The other day I set up my goals. One of them was to get into shape (again) for 2015. Running five times a week and gym four times a week.
The day of the start of my great transformation, life conspired against me.
I got the flu.
The upshot of it was that I lost a whole week of training (5 000 or so calories I could have burned up).
This week I’m not 100% but decided to train anyway. Play injured, as it were.
Because if I don’t, another week will go by and another … you get the picture, I’m sure.
You’ve probably heard this one – “How do you make God laugh?” The answer of course is, “Tell him your plans.”
So, the bottom line is that life is what it is, messy, unexpected and sometimes downright frustrating because things don’t go according to your plan.
Just because setbacks happen it is no reason not to carry on. If we let every setback stall us in our tracks, we’d never get very far in life would we?
So, even if things aren’t perfect, even if we’re ‘injured’ we’ve still got to keep going.
Ask any sportsperson if their bodies are in peak condition every time they compete. You’ll probably find that 95% of them are nursing some kind of injury or another. It doesn’t stop them from competing and they play injured regardless.
Most of us have to play injured … our relationships may be fractured, out health may not up to scratch, we’re out of a job, we’re stuck in a job we hate or we’re depressed (or think we are).
Just in case you’re playing injured (and, if you’re above ground, you probably are) consider some of these people that rose to significance even though their circumstances weren’t ideal:
- Winston Churchill – British Prime Minister – depression
- Buzz Aldrin – Astronaut – depression
- Ludwig van Beethoven – Composer – bipolar disorder
- Marlon Brando – Actor – depression
- John Daly – Golfer – depression
- Rosie O’Donnell – Comedienne – depression
- Abraham Lincoln – American President – depression
- Vincent van Gogh – Artist – depression
- Stephen Hawkins – Physicist – motor neuron disease
- Jean-Dominique Bauby – Author – locked-in syndrome
I know that I sometimes feel as if I have a black dog of depression hanging over me. But I try not to let this stop me from doing what I have to do to survive and be significant.
Even though my mental faculties are dulled and my spirit is beaten, I still put it all on the line. I still play injured. How can I not … I’m human. I have to cross the great finish line at the end of my time.
And, when I do, even if I limp over it, I want to hold my head high and know that I did my best, injured or not.

------------------------------------------------------------

## Activity
Rewrite the part of the post on playing injured starting at "You’ve probably heard" and ending at "to keep going.", swapping "frustrating" for "infuriating".

## Provided records
------------------------------------------------------------

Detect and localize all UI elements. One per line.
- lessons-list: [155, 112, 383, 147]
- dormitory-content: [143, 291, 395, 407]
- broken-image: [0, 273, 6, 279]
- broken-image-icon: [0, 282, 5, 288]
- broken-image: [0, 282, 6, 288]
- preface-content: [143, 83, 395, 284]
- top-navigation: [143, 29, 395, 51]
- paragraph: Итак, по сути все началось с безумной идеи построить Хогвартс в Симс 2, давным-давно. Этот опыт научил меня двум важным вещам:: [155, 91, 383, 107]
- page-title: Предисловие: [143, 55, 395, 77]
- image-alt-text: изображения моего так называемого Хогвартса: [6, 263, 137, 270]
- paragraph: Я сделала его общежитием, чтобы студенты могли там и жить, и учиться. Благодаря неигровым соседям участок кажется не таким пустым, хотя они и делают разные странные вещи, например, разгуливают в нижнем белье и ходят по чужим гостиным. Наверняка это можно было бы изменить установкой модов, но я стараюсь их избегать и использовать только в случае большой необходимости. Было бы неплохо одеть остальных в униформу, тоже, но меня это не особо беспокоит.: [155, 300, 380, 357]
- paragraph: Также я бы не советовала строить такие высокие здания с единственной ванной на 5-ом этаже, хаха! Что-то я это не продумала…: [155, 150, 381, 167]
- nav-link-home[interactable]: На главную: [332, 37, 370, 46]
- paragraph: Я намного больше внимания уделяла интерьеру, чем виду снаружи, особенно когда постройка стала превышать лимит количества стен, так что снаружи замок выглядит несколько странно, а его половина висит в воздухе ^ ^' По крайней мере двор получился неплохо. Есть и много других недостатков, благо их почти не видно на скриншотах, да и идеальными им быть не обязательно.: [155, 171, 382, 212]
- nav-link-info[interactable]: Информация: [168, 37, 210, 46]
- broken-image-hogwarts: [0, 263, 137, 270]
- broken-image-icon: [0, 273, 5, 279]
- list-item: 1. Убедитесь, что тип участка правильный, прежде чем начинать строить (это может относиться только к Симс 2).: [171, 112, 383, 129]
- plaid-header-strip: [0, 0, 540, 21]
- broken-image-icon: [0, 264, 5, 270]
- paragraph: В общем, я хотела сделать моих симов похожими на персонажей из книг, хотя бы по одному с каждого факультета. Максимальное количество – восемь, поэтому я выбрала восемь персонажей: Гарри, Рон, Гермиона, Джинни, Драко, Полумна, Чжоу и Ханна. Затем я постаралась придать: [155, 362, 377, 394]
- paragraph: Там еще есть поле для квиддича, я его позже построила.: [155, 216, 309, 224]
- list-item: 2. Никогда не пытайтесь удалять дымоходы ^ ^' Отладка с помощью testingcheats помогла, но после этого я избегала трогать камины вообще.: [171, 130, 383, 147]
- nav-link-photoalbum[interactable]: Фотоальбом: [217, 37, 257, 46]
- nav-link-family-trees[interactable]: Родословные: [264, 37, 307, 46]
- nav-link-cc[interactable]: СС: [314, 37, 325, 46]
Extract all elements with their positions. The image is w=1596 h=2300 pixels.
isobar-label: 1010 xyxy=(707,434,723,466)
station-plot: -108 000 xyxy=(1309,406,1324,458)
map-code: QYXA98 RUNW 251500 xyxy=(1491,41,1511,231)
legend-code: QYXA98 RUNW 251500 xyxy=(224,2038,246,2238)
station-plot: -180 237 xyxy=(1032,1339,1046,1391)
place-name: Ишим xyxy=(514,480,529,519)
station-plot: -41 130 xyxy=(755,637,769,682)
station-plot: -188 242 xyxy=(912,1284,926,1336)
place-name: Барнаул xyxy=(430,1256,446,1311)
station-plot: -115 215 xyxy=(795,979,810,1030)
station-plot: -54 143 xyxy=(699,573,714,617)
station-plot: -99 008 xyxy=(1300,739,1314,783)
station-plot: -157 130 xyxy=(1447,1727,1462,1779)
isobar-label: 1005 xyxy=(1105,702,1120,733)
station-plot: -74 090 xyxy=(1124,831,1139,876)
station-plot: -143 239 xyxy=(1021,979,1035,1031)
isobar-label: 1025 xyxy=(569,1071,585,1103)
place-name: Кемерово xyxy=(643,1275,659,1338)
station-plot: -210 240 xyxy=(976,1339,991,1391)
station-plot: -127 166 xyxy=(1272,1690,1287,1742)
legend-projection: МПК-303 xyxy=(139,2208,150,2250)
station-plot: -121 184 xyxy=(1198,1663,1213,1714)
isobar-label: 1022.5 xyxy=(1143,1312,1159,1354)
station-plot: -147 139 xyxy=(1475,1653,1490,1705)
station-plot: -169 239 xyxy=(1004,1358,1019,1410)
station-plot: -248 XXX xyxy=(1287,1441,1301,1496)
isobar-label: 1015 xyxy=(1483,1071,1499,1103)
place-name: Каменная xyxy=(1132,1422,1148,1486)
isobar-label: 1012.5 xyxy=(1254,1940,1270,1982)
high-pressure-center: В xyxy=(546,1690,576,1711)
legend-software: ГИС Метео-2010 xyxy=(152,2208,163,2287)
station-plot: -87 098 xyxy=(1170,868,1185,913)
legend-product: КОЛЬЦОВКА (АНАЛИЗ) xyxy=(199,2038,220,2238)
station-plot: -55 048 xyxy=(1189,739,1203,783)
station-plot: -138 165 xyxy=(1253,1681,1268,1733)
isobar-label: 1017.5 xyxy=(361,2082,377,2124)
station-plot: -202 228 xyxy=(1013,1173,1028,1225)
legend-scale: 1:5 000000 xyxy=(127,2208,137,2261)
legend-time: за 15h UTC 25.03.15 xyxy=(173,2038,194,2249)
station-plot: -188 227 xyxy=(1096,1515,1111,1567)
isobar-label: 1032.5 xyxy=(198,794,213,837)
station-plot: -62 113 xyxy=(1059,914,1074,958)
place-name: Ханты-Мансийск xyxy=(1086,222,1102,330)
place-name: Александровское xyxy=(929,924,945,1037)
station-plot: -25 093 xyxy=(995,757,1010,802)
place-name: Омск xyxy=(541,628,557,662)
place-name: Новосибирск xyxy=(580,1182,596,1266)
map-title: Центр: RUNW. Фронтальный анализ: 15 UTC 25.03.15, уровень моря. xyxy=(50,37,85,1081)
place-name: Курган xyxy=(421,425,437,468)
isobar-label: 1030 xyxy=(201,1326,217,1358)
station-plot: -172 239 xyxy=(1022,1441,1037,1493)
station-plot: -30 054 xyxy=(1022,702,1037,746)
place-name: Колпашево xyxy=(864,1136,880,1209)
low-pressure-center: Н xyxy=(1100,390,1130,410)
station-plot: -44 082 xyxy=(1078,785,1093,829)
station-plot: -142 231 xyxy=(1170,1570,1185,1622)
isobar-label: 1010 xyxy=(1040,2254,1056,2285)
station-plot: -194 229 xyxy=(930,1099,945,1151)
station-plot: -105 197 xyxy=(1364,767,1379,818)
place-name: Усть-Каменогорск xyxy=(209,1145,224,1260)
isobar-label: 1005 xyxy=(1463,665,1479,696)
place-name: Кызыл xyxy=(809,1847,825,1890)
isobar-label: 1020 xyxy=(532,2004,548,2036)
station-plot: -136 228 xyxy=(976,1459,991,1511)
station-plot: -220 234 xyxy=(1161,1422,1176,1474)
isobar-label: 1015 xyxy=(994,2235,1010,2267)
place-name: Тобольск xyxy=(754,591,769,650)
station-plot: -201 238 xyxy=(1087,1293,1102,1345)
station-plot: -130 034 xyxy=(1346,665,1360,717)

------------------------------------------------------------

## Answer for the task
You’ve probably heard this one – “How do you make God laugh?” The answer of course is, “Tell him your plans.”
So, the bottom line is that life is what it is, messy, unexpected and sometimes downright infuriating because things don’t go according to your plan.
Just because setbacks happen it is no reason not to carry on. If we let every setback stall us in our tracks, we’d never get very far in life would we?
So, even if things aren’t perfect, even if we’re ‘injured’ we’ve still got to keep going.